- _DATA EXTRACT_:
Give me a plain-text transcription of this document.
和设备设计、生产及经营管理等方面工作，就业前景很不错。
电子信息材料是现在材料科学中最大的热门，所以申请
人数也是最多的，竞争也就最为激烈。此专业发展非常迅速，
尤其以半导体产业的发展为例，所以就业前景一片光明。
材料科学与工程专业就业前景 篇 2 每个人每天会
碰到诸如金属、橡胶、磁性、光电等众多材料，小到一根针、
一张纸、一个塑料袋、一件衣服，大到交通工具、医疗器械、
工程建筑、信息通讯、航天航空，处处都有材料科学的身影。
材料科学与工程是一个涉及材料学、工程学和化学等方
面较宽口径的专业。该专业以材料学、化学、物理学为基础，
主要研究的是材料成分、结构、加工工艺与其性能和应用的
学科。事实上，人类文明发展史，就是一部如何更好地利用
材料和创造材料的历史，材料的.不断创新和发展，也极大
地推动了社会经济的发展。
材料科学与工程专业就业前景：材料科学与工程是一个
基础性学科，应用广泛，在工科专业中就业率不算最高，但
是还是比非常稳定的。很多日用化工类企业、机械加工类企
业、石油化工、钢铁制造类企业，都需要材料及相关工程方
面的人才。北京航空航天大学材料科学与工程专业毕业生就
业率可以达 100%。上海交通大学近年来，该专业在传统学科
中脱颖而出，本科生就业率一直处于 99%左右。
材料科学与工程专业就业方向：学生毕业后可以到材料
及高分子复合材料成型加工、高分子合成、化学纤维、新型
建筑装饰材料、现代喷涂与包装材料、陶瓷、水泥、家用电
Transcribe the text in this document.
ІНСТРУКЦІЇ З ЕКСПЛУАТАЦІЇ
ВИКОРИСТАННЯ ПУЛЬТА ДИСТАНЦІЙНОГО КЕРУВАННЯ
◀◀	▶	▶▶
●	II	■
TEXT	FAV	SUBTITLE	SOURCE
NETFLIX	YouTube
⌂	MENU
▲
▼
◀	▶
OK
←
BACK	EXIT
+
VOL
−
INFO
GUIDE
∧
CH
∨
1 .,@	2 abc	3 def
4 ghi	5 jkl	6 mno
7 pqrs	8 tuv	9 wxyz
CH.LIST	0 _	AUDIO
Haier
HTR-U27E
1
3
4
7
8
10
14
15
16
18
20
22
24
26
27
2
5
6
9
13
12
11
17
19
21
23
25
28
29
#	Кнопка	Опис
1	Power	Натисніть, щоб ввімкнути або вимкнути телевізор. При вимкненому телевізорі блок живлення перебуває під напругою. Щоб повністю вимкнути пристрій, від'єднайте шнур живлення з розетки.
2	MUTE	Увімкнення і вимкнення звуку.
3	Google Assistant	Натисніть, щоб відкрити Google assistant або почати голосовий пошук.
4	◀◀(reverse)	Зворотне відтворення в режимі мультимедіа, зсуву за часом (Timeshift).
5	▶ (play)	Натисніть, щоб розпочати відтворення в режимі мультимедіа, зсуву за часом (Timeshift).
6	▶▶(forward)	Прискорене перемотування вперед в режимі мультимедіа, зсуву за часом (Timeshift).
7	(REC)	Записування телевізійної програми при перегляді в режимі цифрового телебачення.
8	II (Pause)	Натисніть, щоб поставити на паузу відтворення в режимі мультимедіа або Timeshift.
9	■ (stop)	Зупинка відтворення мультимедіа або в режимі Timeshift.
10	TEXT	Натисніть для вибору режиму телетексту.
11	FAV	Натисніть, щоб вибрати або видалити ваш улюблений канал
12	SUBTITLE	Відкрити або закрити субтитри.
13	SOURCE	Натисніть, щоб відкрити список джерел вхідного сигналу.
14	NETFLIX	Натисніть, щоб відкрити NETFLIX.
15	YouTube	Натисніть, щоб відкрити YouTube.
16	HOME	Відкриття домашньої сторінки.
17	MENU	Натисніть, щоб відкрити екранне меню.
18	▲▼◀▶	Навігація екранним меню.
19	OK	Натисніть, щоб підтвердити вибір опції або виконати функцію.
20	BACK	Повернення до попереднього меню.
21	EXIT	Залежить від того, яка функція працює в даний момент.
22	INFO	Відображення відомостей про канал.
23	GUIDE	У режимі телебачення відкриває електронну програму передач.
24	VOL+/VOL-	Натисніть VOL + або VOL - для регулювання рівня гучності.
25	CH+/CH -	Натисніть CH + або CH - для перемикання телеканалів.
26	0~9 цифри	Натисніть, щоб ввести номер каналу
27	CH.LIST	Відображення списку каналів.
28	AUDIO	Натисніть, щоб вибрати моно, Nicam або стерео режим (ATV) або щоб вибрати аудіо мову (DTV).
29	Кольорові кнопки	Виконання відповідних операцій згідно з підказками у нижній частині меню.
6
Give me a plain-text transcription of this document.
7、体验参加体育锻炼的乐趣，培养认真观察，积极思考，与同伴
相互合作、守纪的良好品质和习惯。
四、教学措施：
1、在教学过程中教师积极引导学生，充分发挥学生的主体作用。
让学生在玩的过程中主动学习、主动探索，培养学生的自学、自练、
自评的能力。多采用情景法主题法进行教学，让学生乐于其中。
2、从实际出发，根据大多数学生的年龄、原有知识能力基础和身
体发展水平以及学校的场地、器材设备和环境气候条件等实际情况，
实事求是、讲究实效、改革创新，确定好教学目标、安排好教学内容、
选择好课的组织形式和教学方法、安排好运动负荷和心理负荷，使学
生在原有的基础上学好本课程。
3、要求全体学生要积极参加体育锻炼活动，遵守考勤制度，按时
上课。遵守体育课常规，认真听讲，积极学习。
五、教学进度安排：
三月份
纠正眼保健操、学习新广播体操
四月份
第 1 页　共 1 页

- _EXERCISE_: Return each line that includes "режимі".

- _TASK ANSWER_:
4	◀◀(reverse)	Зворотне відтворення в режимі мультимедіа, зсуву за часом (Timeshift).
5	▶ (play)	Натисніть, щоб розпочати відтворення в режимі мультимедіа, зсуву за часом (Timeshift).
6	▶▶(forward)	Прискорене перемотування вперед в режимі мультимедіа, зсуву за часом (Timeshift).
7	(REC)	Записування телевізійної програми при перегляді в режимі цифрового телебачення.
8	II (Pause)	Натисніть, щоб поставити на паузу відтворення в режимі мультимедіа або Timeshift.
9	■ (stop)	Зупинка відтворення мультимедіа або в режимі Timeshift.
23	GUIDE	У режимі телебачення відкриває електронну програму передач.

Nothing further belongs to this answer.